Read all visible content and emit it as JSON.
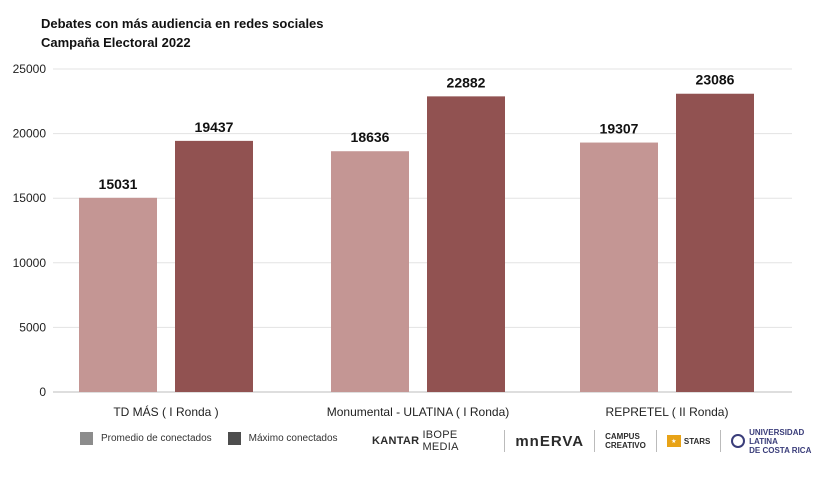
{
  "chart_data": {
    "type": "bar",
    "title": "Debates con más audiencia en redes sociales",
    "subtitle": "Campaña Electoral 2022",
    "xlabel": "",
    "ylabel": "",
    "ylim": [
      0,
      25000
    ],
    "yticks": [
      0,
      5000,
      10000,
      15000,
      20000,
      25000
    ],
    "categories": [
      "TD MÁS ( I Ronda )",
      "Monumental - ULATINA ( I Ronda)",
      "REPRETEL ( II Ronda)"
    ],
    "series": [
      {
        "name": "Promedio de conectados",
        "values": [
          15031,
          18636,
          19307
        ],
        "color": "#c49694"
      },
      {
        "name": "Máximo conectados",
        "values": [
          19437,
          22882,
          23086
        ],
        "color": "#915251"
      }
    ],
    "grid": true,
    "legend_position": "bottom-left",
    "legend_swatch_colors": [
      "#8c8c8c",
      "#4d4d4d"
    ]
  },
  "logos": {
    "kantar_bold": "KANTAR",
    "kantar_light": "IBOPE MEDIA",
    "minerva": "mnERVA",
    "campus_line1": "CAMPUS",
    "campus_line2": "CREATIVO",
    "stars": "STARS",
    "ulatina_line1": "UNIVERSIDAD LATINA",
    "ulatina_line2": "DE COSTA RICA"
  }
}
--------------------------------------------------
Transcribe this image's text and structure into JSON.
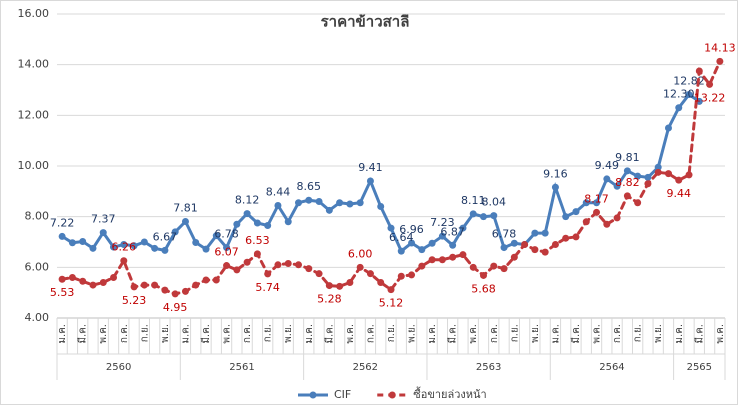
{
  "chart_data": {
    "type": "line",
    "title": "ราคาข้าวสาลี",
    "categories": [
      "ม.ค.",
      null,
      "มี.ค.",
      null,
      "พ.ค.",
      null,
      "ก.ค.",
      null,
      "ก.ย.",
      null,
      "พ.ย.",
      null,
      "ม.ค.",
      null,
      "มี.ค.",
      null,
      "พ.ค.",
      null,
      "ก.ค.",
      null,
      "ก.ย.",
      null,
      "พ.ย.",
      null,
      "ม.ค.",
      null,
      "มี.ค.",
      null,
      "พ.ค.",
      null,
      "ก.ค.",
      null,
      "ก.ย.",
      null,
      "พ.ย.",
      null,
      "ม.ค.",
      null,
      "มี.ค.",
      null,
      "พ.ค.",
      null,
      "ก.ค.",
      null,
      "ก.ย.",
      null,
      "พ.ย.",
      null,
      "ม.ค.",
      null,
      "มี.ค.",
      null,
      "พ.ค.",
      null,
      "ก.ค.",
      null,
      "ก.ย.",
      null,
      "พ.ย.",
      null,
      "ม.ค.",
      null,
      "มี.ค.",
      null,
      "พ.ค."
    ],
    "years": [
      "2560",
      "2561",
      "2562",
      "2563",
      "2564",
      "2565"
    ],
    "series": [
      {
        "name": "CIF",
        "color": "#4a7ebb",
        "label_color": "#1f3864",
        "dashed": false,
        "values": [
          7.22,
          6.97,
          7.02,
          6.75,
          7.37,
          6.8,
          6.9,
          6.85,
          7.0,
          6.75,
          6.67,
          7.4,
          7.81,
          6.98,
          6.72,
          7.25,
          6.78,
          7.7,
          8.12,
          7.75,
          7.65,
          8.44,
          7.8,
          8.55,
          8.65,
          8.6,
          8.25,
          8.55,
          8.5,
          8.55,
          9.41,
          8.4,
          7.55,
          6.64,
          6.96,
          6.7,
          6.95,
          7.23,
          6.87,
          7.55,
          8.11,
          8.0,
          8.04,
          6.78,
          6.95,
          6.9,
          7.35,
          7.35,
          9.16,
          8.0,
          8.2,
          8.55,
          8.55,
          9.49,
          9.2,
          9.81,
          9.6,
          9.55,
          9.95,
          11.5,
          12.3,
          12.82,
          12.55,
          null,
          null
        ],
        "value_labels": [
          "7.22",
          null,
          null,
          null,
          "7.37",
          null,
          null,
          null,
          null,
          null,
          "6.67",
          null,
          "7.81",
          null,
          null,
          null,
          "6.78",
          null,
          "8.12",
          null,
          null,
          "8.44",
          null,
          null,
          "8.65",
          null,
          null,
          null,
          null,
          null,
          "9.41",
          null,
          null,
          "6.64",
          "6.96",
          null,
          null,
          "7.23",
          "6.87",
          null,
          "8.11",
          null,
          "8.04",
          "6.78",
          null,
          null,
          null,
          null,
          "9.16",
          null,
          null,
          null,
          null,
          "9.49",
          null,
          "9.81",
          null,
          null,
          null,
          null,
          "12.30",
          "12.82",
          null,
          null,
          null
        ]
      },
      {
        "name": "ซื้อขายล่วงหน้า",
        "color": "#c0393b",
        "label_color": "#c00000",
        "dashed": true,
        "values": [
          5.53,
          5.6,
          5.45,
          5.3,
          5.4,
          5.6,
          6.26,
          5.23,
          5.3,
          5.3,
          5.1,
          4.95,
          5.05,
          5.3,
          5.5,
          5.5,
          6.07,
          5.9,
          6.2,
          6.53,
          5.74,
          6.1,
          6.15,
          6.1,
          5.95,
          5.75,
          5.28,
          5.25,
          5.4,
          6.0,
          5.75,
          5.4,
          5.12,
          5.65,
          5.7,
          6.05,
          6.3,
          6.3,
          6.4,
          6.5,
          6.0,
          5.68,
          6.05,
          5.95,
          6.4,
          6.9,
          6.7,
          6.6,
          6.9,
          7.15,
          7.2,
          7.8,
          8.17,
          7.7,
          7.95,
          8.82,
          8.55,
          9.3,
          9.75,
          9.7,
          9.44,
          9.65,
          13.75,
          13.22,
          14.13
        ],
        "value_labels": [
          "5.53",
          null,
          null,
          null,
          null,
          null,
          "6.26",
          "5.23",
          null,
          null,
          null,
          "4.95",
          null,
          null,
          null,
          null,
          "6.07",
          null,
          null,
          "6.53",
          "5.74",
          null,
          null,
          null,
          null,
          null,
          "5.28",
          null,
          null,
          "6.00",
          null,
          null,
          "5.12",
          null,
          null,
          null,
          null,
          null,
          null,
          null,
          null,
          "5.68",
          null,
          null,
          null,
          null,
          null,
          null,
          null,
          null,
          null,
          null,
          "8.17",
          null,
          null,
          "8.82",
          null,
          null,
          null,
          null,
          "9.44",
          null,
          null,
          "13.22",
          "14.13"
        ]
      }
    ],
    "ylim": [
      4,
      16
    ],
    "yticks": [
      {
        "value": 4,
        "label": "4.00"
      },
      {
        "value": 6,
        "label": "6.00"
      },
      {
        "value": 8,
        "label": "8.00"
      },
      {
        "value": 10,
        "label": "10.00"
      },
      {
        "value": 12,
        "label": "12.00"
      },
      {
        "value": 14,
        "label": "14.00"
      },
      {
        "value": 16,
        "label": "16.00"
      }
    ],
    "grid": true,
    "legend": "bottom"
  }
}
--------------------------------------------------
• _GIVEN REQUEST_
Using the data above, copy each line that contains "name".

• _SOLUTION FOR THIS PROBLEM_
        "name": "Promedio de conectados",
        "name": "Máximo conectados",
        "name": "CIF",
        "name": "ซื้อขายล่วงหน้า",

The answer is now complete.